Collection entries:
####################

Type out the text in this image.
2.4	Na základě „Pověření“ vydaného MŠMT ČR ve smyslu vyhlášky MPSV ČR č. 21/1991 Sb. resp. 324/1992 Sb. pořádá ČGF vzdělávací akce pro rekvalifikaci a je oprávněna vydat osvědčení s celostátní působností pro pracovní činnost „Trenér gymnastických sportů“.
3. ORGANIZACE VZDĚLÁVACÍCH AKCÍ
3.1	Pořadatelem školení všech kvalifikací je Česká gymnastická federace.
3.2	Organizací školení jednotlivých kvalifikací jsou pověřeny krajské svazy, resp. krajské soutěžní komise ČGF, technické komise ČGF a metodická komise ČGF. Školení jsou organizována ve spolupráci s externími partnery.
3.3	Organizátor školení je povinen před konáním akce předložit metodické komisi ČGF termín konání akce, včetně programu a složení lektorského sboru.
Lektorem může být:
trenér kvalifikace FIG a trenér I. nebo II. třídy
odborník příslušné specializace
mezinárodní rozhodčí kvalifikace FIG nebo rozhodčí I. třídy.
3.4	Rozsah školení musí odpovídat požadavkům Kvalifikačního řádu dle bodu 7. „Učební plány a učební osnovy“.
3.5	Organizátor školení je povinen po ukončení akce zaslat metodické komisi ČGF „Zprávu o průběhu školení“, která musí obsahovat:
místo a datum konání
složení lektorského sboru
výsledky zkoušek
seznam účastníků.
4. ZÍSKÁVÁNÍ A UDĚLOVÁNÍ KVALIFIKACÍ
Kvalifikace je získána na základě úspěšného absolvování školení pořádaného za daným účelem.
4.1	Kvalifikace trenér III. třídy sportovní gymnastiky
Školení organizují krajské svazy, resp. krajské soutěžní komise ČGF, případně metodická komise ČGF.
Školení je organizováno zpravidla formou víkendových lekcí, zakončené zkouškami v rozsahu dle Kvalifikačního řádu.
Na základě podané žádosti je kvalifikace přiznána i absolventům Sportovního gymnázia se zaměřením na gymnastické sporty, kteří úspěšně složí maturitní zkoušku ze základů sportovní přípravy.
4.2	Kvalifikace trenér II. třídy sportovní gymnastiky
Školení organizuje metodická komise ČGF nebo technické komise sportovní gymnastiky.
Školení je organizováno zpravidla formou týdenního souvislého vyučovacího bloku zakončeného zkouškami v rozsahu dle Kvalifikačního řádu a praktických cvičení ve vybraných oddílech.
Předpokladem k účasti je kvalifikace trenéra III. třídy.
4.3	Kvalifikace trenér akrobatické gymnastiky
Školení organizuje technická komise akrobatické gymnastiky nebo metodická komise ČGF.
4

####################

• _GOAL_
Your task is to print all of the records exactly.

• _RESULT FOR THIS TASK_
Type out the text in this image.
2.4	Na základě „Pověření“ vydaného MŠMT ČR ve smyslu vyhlášky MPSV ČR č. 21/1991 Sb. resp. 324/1992 Sb. pořádá ČGF vzdělávací akce pro rekvalifikaci a je oprávněna vydat osvědčení s celostátní působností pro pracovní činnost „Trenér gymnastických sportů“.
3. ORGANIZACE VZDĚLÁVACÍCH AKCÍ
3.1	Pořadatelem školení všech kvalifikací je Česká gymnastická federace.
3.2	Organizací školení jednotlivých kvalifikací jsou pověřeny krajské svazy, resp. krajské soutěžní komise ČGF, technické komise ČGF a metodická komise ČGF. Školení jsou organizována ve spolupráci s externími partnery.
3.3	Organizátor školení je povinen před konáním akce předložit metodické komisi ČGF termín konání akce, včetně programu a složení lektorského sboru.
Lektorem může být:
trenér kvalifikace FIG a trenér I. nebo II. třídy
odborník příslušné specializace
mezinárodní rozhodčí kvalifikace FIG nebo rozhodčí I. třídy.
3.4	Rozsah školení musí odpovídat požadavkům Kvalifikačního řádu dle bodu 7. „Učební plány a učební osnovy“.
3.5	Organizátor školení je povinen po ukončení akce zaslat metodické komisi ČGF „Zprávu o průběhu školení“, která musí obsahovat:
místo a datum konání
složení lektorského sboru
výsledky zkoušek
seznam účastníků.
4. ZÍSKÁVÁNÍ A UDĚLOVÁNÍ KVALIFIKACÍ
Kvalifikace je získána na základě úspěšného absolvování školení pořádaného za daným účelem.
4.1	Kvalifikace trenér III. třídy sportovní gymnastiky
Školení organizují krajské svazy, resp. krajské soutěžní komise ČGF, případně metodická komise ČGF.
Školení je organizováno zpravidla formou víkendových lekcí, zakončené zkouškami v rozsahu dle Kvalifikačního řádu.
Na základě podané žádosti je kvalifikace přiznána i absolventům Sportovního gymnázia se zaměřením na gymnastické sporty, kteří úspěšně složí maturitní zkoušku ze základů sportovní přípravy.
4.2	Kvalifikace trenér II. třídy sportovní gymnastiky
Školení organizuje metodická komise ČGF nebo technické komise sportovní gymnastiky.
Školení je organizováno zpravidla formou týdenního souvislého vyučovacího bloku zakončeného zkouškami v rozsahu dle Kvalifikačního řádu a praktických cvičení ve vybraných oddílech.
Předpokladem k účasti je kvalifikace trenéra III. třídy.
4.3	Kvalifikace trenér akrobatické gymnastiky
Školení organizuje technická komise akrobatické gymnastiky nebo metodická komise ČGF.
4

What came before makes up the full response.